> _What to produce_: Write out all the lines again, precisely as they stand, but without the images.

> _Records to process_:
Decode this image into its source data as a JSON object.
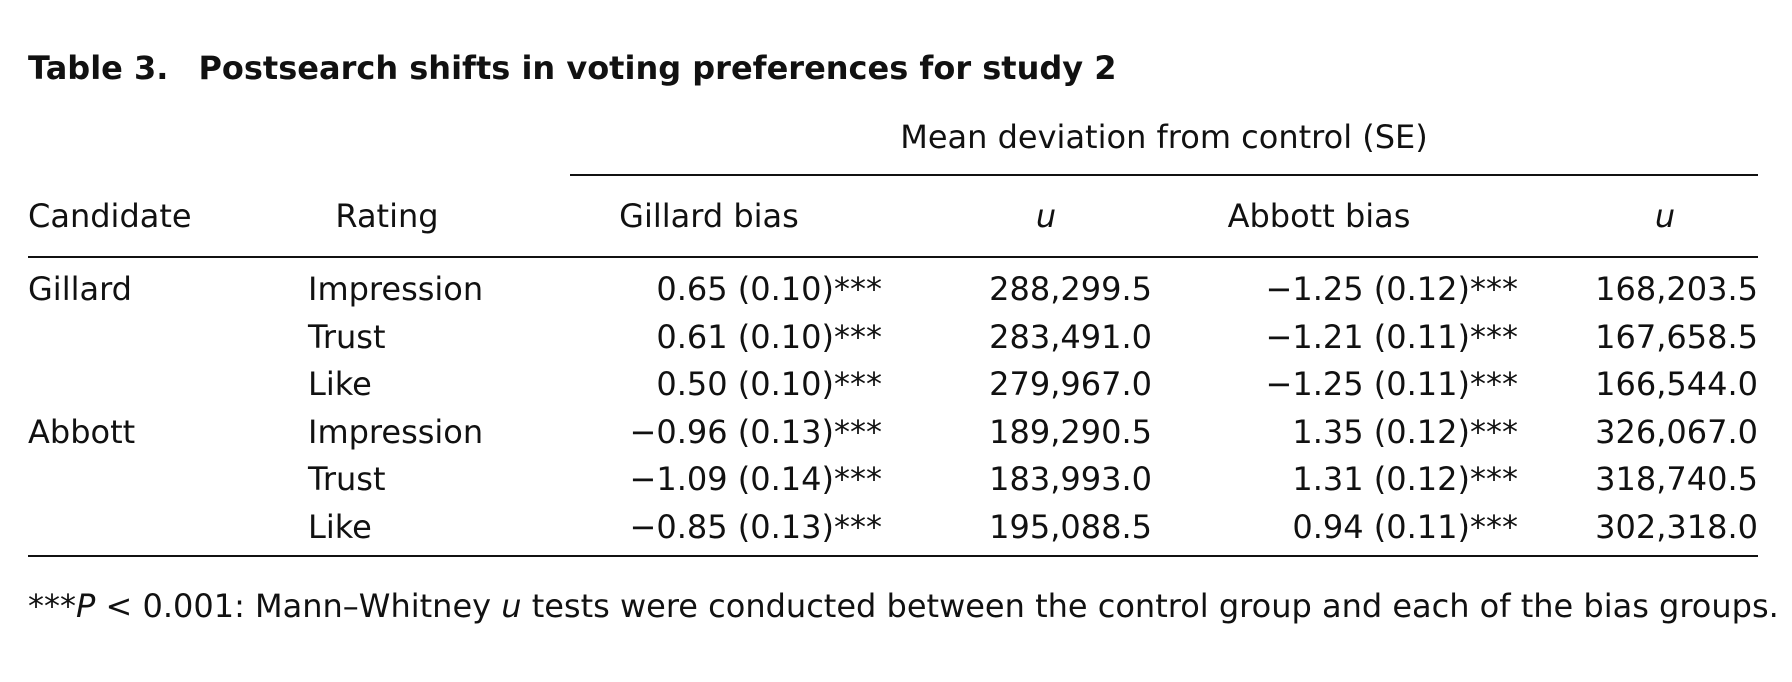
{
  "table": {
    "label": "Table 3.",
    "title": "Postsearch shifts in voting preferences for study 2",
    "spanner": "Mean deviation from control (SE)",
    "columns": {
      "candidate": "Candidate",
      "rating": "Rating",
      "gillard_bias": "Gillard bias",
      "gillard_u": "u",
      "abbott_bias": "Abbott bias",
      "abbott_u": "u"
    },
    "rows": [
      {
        "candidate": "Gillard",
        "rating": "Impression",
        "gillard_bias": "0.65 (0.10)***",
        "gillard_u": "288,299.5",
        "abbott_bias": "−1.25 (0.12)***",
        "abbott_u": "168,203.5"
      },
      {
        "candidate": "",
        "rating": "Trust",
        "gillard_bias": "0.61 (0.10)***",
        "gillard_u": "283,491.0",
        "abbott_bias": "−1.21 (0.11)***",
        "abbott_u": "167,658.5"
      },
      {
        "candidate": "",
        "rating": "Like",
        "gillard_bias": "0.50 (0.10)***",
        "gillard_u": "279,967.0",
        "abbott_bias": "−1.25 (0.11)***",
        "abbott_u": "166,544.0"
      },
      {
        "candidate": "Abbott",
        "rating": "Impression",
        "gillard_bias": "−0.96 (0.13)***",
        "gillard_u": "189,290.5",
        "abbott_bias": "1.35 (0.12)***",
        "abbott_u": "326,067.0"
      },
      {
        "candidate": "",
        "rating": "Trust",
        "gillard_bias": "−1.09 (0.14)***",
        "gillard_u": "183,993.0",
        "abbott_bias": "1.31 (0.12)***",
        "abbott_u": "318,740.5"
      },
      {
        "candidate": "",
        "rating": "Like",
        "gillard_bias": "−0.85 (0.13)***",
        "gillard_u": "195,088.5",
        "abbott_bias": "0.94 (0.11)***",
        "abbott_u": "302,318.0"
      }
    ],
    "footnote": {
      "stars": "***",
      "p_symbol": "P",
      "threshold": " < 0.001: Mann–Whitney ",
      "u_symbol": "u",
      "text": " tests were conducted between the control group and each of the bias groups."
    }
  }
}
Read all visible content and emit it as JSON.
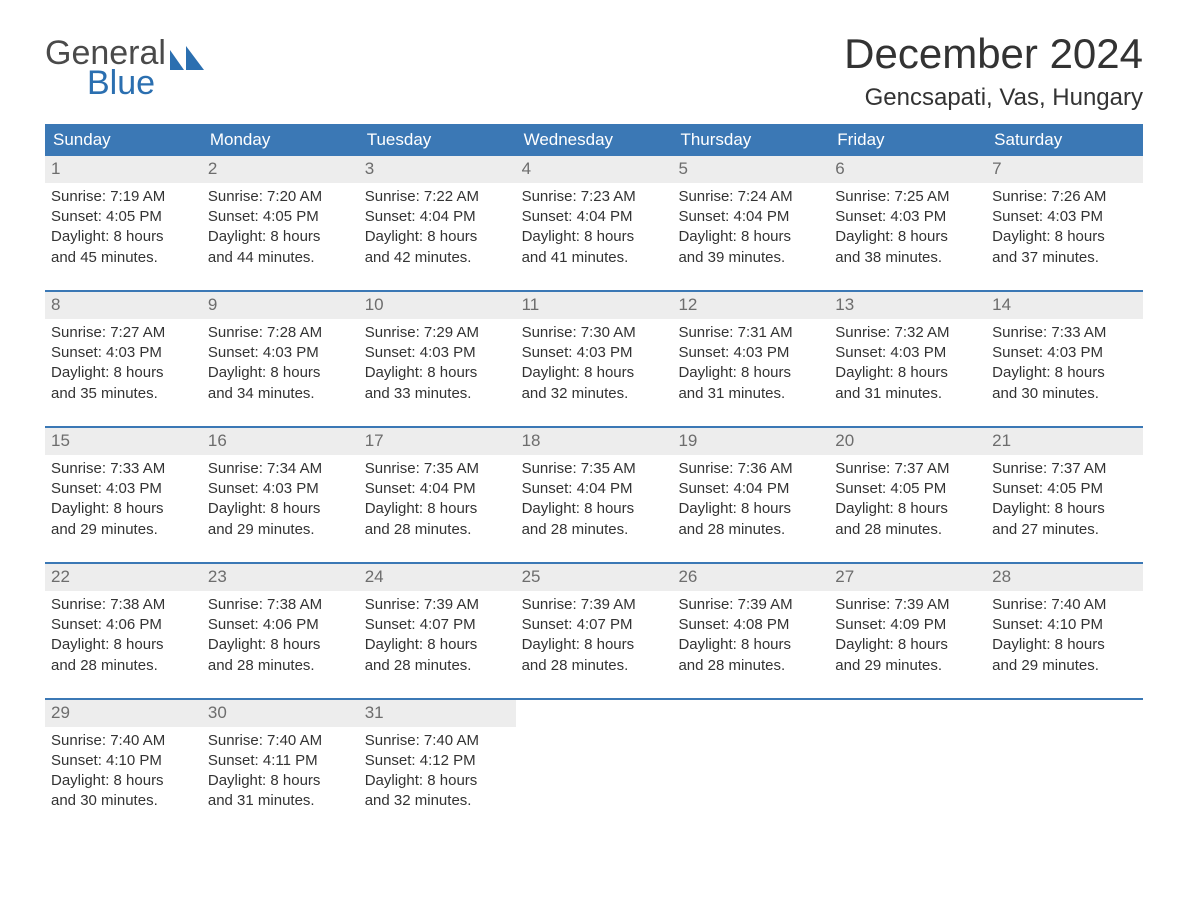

> _Response_:
Decode this image into its source data as a JSON object.
{
  "table": {
    "label": "Table 3.",
    "title": "Postsearch shifts in voting preferences for study 2",
    "spanner": "Mean deviation from control (SE)",
    "columns": {
      "candidate": "Candidate",
      "rating": "Rating",
      "gillard_bias": "Gillard bias",
      "gillard_u": "u",
      "abbott_bias": "Abbott bias",
      "abbott_u": "u"
    },
    "rows": [
      {
        "candidate": "Gillard",
        "rating": "Impression",
        "gillard_bias": "0.65 (0.10)***",
        "gillard_u": "288,299.5",
        "abbott_bias": "−1.25 (0.12)***",
        "abbott_u": "168,203.5"
      },
      {
        "candidate": "",
        "rating": "Trust",
        "gillard_bias": "0.61 (0.10)***",
        "gillard_u": "283,491.0",
        "abbott_bias": "−1.21 (0.11)***",
        "abbott_u": "167,658.5"
      },
      {
        "candidate": "",
        "rating": "Like",
        "gillard_bias": "0.50 (0.10)***",
        "gillard_u": "279,967.0",
        "abbott_bias": "−1.25 (0.11)***",
        "abbott_u": "166,544.0"
      },
      {
        "candidate": "Abbott",
        "rating": "Impression",
        "gillard_bias": "−0.96 (0.13)***",
        "gillard_u": "189,290.5",
        "abbott_bias": "1.35 (0.12)***",
        "abbott_u": "326,067.0"
      },
      {
        "candidate": "",
        "rating": "Trust",
        "gillard_bias": "−1.09 (0.14)***",
        "gillard_u": "183,993.0",
        "abbott_bias": "1.31 (0.12)***",
        "abbott_u": "318,740.5"
      },
      {
        "candidate": "",
        "rating": "Like",
        "gillard_bias": "−0.85 (0.13)***",
        "gillard_u": "195,088.5",
        "abbott_bias": "0.94 (0.11)***",
        "abbott_u": "302,318.0"
      }
    ],
    "footnote": {
      "stars": "***",
      "p_symbol": "P",
      "threshold": " < 0.001: Mann–Whitney ",
      "u_symbol": "u",
      "text": " tests were conducted between the control group and each of the bias groups."
    }
  }
}
Read all visible content and emit it as JSON.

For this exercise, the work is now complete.